Dataset records of page text:
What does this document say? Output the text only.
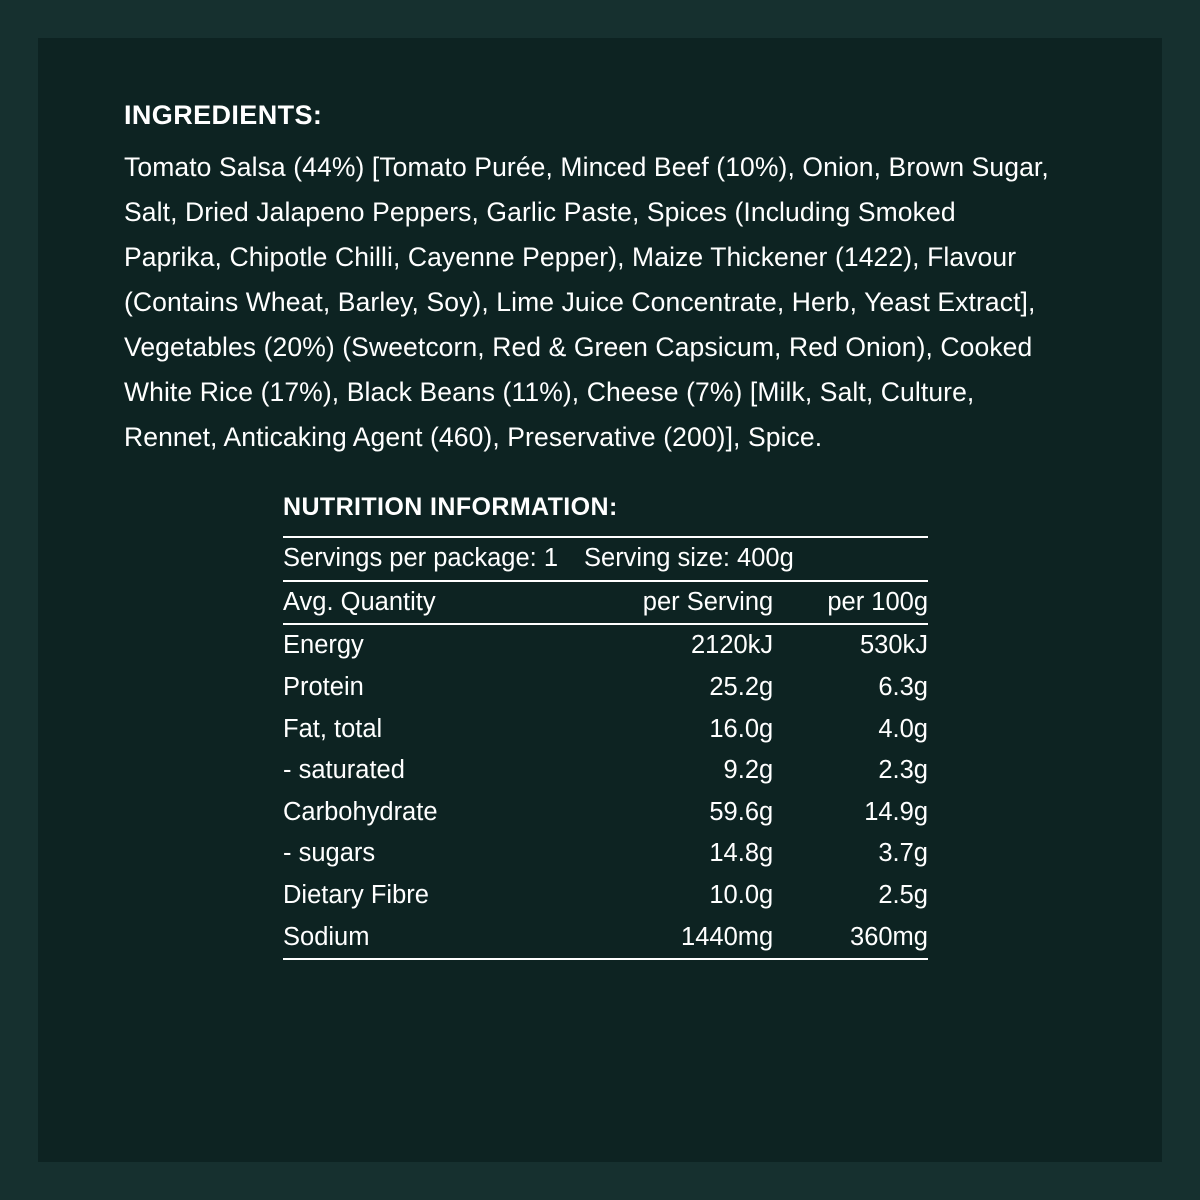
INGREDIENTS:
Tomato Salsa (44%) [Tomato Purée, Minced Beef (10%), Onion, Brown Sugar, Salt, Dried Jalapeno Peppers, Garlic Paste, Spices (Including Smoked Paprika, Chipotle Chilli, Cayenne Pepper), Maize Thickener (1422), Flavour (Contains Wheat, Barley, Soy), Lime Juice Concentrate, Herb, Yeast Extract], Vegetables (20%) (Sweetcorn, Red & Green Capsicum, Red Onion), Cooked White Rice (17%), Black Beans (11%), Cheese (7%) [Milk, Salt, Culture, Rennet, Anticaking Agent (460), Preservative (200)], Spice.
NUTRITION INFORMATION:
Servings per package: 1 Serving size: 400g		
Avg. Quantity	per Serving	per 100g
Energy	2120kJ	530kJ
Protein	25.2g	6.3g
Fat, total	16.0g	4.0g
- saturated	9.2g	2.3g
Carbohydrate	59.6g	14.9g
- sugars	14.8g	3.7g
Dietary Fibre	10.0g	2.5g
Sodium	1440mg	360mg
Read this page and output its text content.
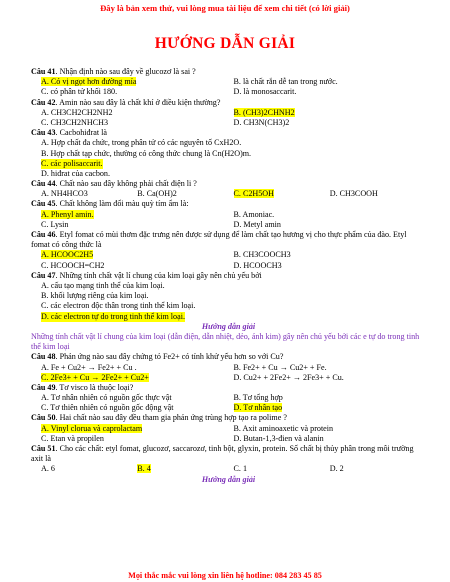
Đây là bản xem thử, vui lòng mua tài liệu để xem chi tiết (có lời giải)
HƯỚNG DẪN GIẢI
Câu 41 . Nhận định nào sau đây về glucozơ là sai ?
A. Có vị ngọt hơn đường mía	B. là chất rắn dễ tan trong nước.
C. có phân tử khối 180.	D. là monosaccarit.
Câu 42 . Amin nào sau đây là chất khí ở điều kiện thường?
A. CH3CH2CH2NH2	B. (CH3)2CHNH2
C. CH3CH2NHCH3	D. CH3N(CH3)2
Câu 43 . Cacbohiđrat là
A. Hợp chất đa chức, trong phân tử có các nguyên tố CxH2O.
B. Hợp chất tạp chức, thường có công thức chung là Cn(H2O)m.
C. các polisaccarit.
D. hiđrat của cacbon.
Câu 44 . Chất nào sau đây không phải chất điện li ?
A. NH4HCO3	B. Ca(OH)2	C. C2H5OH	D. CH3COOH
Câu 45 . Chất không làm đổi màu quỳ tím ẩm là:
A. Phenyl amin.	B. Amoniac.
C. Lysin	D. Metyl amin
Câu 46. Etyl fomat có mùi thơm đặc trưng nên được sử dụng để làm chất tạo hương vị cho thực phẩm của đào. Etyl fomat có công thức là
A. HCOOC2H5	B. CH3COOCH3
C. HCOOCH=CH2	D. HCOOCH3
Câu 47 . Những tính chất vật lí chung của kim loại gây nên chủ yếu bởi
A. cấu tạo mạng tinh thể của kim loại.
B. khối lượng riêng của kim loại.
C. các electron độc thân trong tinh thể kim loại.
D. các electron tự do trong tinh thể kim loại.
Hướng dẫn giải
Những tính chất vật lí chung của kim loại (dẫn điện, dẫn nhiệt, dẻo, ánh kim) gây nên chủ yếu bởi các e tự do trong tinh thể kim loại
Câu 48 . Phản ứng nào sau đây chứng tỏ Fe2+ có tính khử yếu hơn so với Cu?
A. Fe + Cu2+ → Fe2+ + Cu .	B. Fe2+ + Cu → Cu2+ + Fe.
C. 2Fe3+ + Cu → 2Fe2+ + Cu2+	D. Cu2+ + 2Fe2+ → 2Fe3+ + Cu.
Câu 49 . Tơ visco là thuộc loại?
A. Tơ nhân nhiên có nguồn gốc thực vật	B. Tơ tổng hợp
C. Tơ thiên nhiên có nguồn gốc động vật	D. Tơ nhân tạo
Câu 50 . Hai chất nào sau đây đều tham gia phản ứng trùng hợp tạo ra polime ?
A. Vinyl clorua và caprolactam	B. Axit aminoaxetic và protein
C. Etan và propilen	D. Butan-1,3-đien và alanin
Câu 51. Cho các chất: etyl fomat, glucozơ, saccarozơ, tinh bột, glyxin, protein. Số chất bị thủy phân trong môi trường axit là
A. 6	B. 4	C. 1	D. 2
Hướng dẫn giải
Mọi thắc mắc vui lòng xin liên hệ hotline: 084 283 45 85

---

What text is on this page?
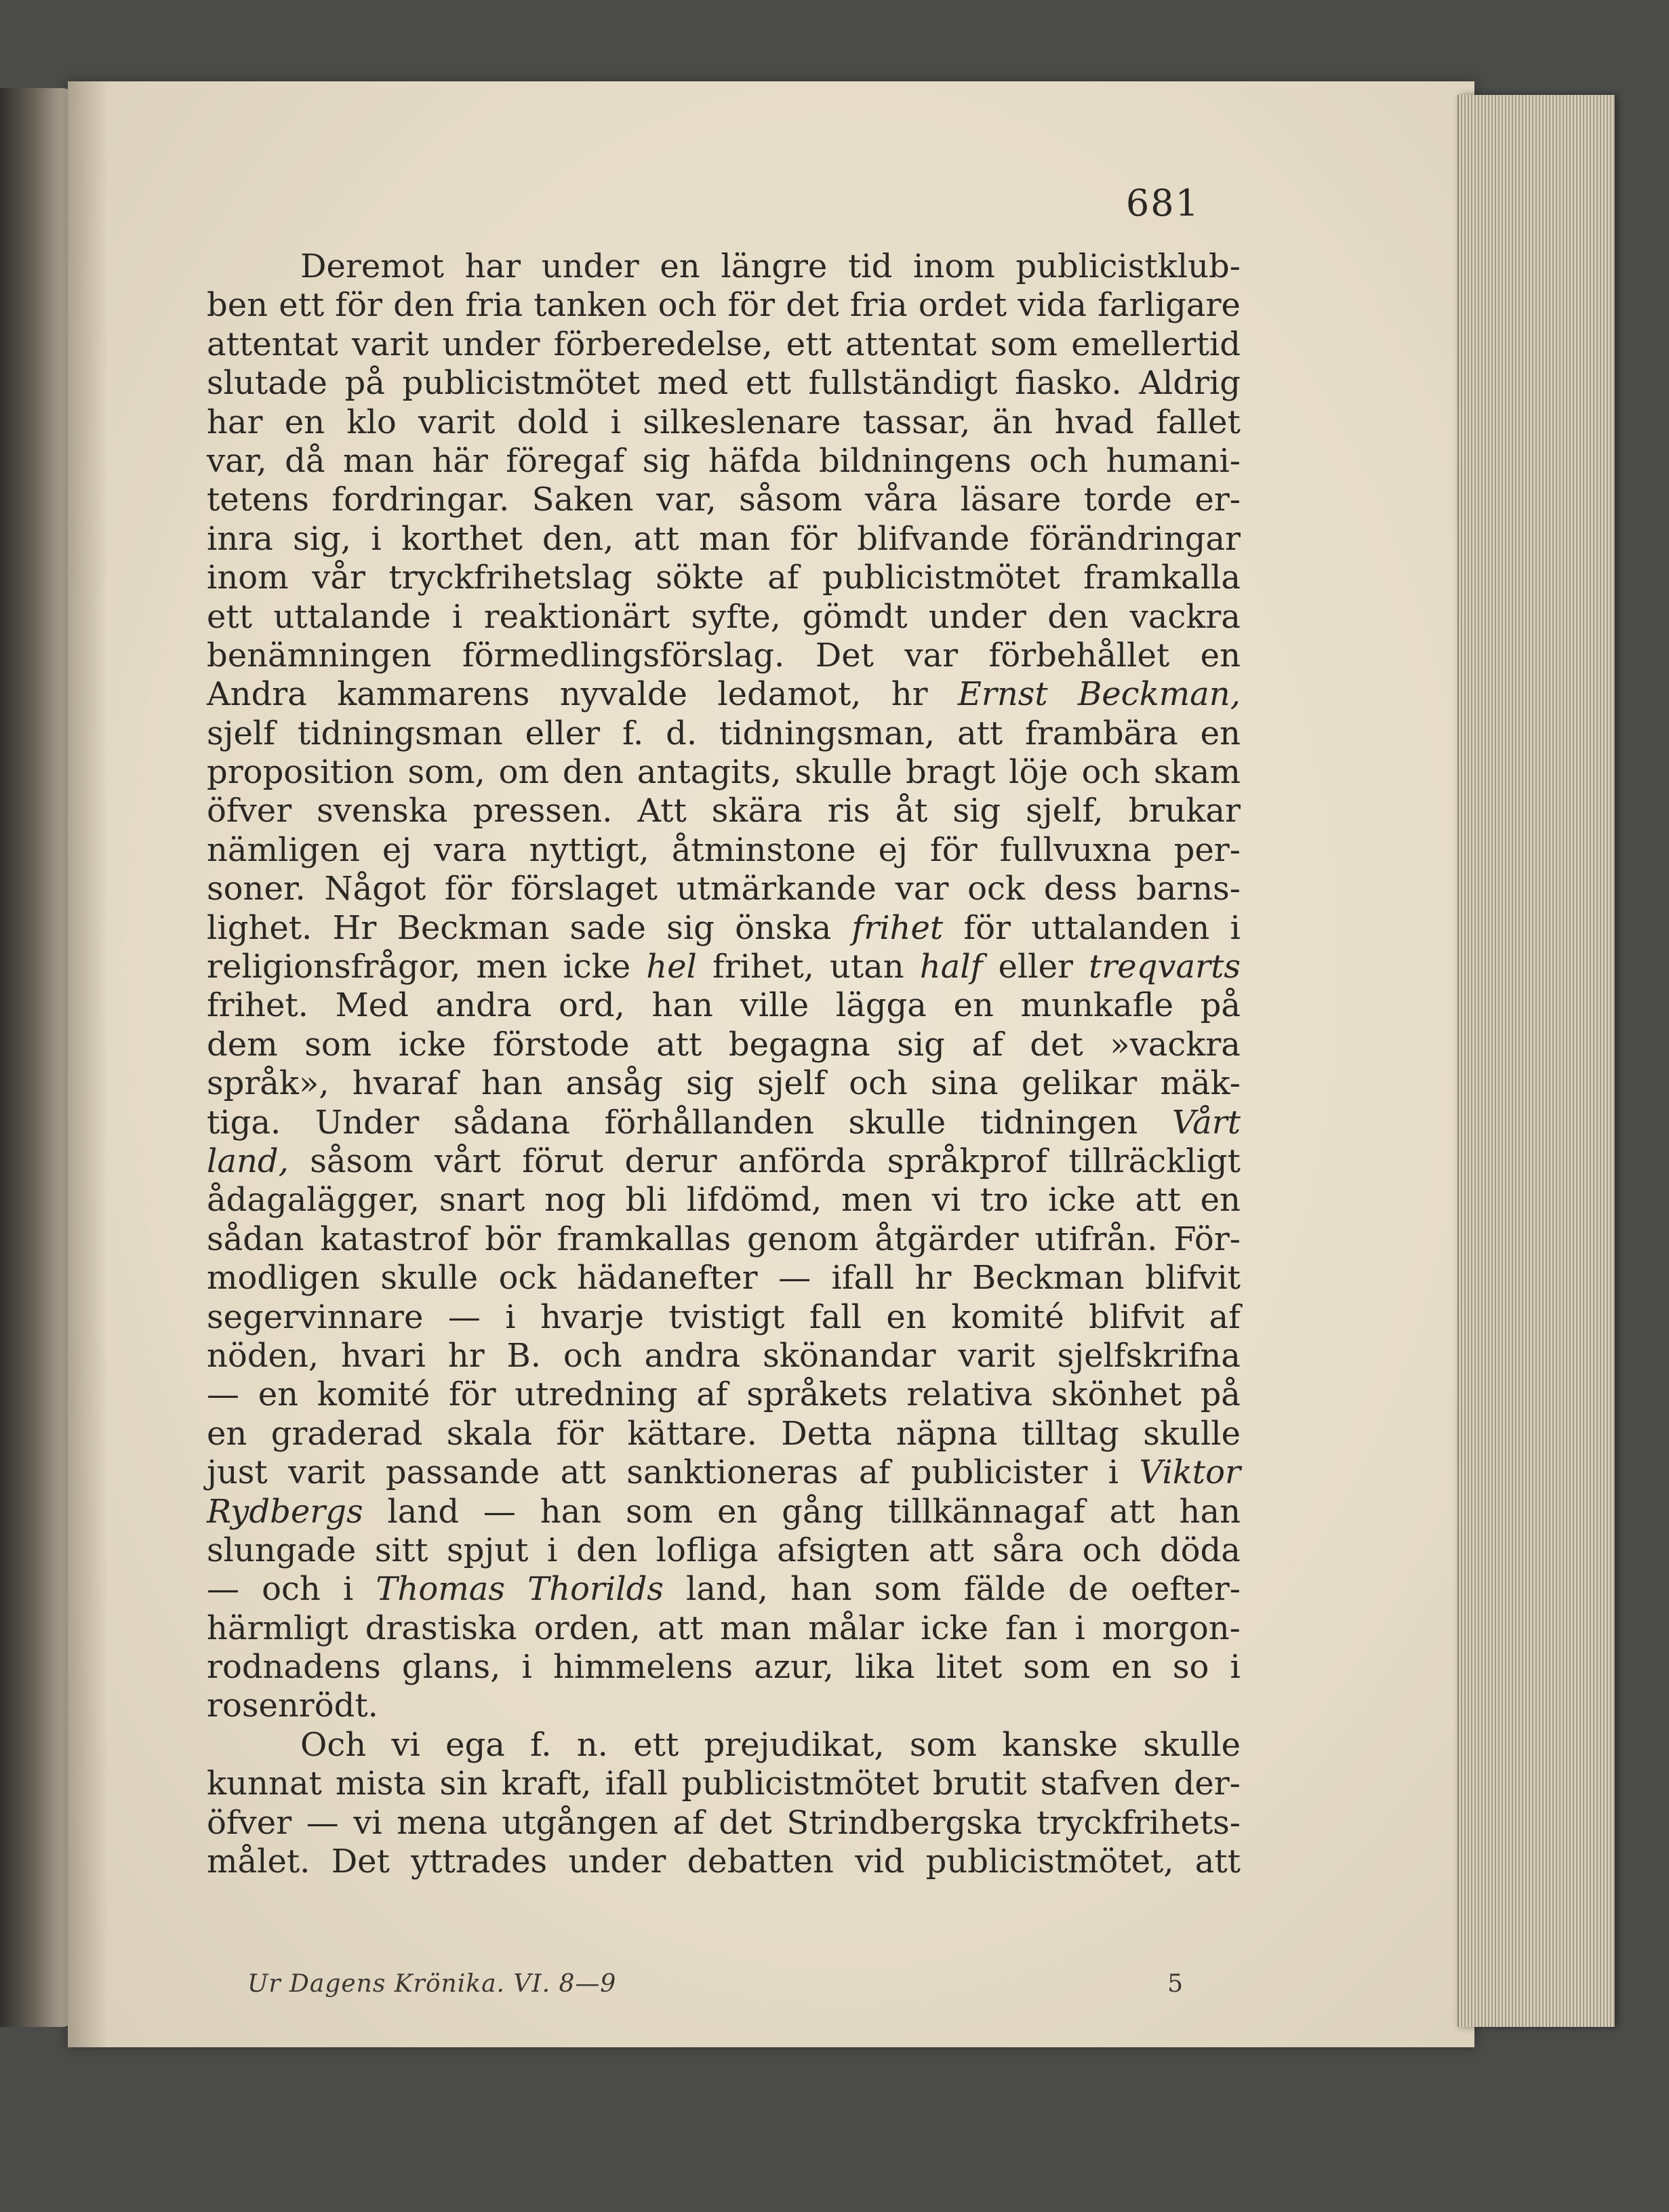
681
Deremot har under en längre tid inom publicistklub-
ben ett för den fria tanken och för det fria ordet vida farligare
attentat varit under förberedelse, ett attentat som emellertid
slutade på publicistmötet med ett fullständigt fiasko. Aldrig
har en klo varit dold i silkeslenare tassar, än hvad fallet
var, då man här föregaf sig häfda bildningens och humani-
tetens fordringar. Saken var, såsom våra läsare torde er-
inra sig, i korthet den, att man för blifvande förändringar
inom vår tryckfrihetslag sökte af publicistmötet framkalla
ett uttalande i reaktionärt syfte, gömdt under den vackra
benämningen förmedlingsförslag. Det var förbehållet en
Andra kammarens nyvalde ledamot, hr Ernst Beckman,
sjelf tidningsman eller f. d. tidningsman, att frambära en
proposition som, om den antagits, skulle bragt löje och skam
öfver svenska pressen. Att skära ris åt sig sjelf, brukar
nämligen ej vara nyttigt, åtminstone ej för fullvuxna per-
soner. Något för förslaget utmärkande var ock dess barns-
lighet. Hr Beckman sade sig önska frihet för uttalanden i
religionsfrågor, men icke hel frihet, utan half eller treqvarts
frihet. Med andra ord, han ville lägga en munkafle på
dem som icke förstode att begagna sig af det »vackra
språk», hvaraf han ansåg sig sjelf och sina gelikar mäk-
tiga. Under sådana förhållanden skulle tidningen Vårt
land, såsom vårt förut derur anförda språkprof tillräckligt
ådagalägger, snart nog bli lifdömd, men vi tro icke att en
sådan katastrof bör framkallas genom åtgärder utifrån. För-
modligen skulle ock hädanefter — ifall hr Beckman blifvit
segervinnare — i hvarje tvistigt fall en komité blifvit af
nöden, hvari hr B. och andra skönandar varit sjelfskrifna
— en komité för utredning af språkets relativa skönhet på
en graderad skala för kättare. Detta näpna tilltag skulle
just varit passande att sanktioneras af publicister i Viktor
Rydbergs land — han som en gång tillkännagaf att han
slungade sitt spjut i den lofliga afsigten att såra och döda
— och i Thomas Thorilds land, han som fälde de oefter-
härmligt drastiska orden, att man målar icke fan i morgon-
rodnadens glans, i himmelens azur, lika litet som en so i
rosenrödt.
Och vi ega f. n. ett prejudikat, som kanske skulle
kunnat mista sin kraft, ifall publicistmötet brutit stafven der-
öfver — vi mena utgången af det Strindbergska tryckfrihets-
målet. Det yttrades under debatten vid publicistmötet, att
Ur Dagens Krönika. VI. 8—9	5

Brief.
Select all lines with the word "lòng" from the entries above.

Result of the exercise.
Đây là bản xem thử, vui lòng mua tài liệu để xem chi tiết (có lời giải)
Mọi thắc mắc vui lòng xin liên hệ hotline: 084 283 45 85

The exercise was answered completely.